• _Exercise requirements_
Substitute "Earth" for "Ground" in the entries from the first line down through the line containing "svg-text:434: 434 (742, 132, 791, 168)", and write those lines out again with nothing else altered.

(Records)

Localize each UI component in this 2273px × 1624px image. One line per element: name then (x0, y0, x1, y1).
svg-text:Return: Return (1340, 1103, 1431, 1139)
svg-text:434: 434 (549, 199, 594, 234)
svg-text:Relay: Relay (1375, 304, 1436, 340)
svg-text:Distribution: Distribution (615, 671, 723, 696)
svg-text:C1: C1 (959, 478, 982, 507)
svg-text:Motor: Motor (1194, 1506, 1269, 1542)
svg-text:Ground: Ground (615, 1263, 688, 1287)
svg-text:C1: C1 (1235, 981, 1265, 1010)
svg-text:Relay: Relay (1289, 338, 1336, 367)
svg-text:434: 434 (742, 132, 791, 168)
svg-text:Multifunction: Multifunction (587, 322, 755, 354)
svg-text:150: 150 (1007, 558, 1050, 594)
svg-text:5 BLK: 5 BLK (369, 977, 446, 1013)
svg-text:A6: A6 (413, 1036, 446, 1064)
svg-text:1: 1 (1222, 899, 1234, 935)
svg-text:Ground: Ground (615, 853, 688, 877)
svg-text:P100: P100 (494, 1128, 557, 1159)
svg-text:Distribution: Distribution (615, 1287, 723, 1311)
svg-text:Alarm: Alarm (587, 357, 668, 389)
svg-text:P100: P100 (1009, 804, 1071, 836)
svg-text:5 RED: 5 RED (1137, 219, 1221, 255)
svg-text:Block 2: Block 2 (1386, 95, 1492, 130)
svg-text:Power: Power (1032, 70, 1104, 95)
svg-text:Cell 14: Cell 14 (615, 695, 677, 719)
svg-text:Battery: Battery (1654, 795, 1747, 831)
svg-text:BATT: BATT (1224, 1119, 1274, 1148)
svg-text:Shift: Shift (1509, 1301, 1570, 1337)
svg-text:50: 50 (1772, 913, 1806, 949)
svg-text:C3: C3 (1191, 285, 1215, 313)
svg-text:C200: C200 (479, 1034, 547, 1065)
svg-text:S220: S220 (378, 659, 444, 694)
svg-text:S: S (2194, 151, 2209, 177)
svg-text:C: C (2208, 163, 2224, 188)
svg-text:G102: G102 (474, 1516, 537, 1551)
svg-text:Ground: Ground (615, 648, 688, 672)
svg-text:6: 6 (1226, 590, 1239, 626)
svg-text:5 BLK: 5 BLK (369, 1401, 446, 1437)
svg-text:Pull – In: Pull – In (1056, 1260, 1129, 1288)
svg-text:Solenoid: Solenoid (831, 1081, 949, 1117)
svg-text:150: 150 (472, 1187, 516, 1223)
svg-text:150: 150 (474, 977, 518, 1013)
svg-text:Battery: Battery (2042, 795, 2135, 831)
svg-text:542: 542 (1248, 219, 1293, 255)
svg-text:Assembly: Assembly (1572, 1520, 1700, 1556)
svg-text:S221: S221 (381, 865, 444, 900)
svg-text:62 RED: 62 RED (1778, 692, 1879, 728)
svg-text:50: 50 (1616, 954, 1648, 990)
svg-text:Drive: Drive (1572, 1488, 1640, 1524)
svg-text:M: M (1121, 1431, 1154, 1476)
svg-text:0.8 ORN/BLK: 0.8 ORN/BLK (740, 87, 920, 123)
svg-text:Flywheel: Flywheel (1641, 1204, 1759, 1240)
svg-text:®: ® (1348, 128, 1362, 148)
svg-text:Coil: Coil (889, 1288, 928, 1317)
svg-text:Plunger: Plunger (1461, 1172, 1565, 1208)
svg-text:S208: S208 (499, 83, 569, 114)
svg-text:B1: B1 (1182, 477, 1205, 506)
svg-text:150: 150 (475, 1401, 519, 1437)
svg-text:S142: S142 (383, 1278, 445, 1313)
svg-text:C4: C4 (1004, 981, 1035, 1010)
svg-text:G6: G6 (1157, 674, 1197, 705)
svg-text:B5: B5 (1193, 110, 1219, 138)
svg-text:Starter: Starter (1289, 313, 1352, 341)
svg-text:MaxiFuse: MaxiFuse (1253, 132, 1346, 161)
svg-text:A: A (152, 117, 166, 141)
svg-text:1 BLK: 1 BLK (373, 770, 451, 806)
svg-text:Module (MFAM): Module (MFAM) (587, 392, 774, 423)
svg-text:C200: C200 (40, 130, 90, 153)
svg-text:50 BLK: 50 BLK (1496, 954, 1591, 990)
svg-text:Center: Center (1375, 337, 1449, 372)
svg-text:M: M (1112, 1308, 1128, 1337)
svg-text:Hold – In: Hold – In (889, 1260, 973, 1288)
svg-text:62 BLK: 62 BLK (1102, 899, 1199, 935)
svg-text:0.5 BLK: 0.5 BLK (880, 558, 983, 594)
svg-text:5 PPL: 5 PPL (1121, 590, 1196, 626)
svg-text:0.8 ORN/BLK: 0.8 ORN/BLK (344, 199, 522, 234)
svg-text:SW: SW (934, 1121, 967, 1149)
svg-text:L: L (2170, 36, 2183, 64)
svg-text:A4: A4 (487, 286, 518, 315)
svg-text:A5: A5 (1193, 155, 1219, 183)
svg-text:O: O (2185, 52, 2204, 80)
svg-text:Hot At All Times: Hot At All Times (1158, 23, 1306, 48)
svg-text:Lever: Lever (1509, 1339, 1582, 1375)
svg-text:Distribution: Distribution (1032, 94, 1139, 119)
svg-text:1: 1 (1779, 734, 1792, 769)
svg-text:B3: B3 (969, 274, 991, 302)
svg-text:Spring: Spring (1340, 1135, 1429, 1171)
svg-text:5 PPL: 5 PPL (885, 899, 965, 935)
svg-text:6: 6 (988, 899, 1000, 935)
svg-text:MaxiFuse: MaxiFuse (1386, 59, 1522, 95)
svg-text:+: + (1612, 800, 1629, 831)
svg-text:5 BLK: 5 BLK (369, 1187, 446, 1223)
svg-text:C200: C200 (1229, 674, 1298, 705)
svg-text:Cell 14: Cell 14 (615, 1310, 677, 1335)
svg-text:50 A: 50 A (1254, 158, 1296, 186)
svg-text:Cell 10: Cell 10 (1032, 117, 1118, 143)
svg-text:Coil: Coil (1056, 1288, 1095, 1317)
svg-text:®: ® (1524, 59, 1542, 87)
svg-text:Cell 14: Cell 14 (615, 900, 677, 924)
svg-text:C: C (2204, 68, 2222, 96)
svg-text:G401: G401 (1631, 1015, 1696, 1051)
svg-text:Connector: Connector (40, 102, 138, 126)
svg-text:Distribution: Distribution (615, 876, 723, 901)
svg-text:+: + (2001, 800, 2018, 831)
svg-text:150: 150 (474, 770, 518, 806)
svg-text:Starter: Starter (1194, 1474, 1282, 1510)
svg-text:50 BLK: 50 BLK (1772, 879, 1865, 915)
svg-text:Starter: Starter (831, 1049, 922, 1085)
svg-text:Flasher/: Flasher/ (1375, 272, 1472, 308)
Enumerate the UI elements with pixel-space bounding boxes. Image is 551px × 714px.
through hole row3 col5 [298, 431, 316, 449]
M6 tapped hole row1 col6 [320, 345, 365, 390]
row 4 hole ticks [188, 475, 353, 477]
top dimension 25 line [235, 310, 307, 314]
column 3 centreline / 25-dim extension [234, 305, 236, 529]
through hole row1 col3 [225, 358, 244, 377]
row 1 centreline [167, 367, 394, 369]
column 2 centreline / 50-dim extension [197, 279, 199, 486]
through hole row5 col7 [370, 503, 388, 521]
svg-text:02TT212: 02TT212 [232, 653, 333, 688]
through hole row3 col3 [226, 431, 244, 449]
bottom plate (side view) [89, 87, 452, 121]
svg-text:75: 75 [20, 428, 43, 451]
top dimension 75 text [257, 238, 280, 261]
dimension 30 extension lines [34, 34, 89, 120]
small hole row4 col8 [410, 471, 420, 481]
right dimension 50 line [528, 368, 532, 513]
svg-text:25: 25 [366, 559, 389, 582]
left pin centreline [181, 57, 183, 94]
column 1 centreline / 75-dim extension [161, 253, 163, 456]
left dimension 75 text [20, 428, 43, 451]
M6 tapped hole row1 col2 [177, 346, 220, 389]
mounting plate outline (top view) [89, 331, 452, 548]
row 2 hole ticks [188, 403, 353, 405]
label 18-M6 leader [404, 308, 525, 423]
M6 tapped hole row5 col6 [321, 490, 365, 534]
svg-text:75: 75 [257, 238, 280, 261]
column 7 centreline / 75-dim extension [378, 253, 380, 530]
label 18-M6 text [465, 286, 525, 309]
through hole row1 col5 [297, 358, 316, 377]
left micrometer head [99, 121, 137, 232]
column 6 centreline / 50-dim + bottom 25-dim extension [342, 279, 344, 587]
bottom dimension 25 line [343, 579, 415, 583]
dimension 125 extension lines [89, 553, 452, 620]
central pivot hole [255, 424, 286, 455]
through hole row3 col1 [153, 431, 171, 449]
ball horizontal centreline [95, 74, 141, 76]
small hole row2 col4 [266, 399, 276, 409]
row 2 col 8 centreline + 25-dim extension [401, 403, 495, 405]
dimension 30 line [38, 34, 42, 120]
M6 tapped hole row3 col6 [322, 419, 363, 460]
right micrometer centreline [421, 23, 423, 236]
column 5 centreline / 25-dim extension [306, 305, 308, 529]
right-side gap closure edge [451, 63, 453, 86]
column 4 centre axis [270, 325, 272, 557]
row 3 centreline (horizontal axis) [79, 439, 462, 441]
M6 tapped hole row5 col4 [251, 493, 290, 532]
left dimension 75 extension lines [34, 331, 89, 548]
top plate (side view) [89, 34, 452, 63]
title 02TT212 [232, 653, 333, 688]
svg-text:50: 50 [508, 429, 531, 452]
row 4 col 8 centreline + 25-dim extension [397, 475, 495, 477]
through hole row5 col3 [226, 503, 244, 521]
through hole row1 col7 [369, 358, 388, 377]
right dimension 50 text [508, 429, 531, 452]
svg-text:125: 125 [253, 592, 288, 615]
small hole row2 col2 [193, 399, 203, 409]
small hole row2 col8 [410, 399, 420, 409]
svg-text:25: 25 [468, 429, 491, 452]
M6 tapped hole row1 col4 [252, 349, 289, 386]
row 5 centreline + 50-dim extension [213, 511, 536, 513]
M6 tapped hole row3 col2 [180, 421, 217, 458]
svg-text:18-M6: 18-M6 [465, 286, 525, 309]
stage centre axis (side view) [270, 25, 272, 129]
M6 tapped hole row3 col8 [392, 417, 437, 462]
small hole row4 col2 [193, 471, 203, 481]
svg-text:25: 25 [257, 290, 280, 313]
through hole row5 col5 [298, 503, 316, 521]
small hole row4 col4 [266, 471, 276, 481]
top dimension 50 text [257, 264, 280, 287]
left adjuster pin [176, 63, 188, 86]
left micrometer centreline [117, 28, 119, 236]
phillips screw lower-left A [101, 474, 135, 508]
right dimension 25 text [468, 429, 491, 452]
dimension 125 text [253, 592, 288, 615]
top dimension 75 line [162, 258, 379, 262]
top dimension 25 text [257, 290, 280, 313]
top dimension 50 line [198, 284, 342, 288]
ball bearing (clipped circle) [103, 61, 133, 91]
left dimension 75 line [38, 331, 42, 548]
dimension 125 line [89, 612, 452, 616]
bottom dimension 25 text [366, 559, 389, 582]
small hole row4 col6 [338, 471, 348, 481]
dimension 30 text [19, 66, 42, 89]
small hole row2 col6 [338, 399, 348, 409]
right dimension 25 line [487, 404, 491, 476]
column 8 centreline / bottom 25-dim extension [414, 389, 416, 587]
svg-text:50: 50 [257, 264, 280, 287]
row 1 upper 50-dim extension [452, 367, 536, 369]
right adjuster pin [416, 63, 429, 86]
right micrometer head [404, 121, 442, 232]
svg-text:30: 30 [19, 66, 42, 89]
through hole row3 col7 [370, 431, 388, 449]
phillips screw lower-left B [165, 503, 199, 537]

• _Exercise response_
Localize each UI component in this 2273px × 1624px image. One line per element: name then (x0, y0, x1, y1).
svg-text:Return: Return (1340, 1103, 1431, 1139)
svg-text:434: 434 (549, 199, 594, 234)
svg-text:Relay: Relay (1375, 304, 1436, 340)
svg-text:Distribution: Distribution (615, 671, 723, 696)
svg-text:C1: C1 (959, 478, 982, 507)
svg-text:Motor: Motor (1194, 1506, 1269, 1542)
svg-text:Earth: Earth (615, 1263, 688, 1287)
svg-text:C1: C1 (1235, 981, 1265, 1010)
svg-text:Relay: Relay (1289, 338, 1336, 367)
svg-text:434: 434 (742, 132, 791, 168)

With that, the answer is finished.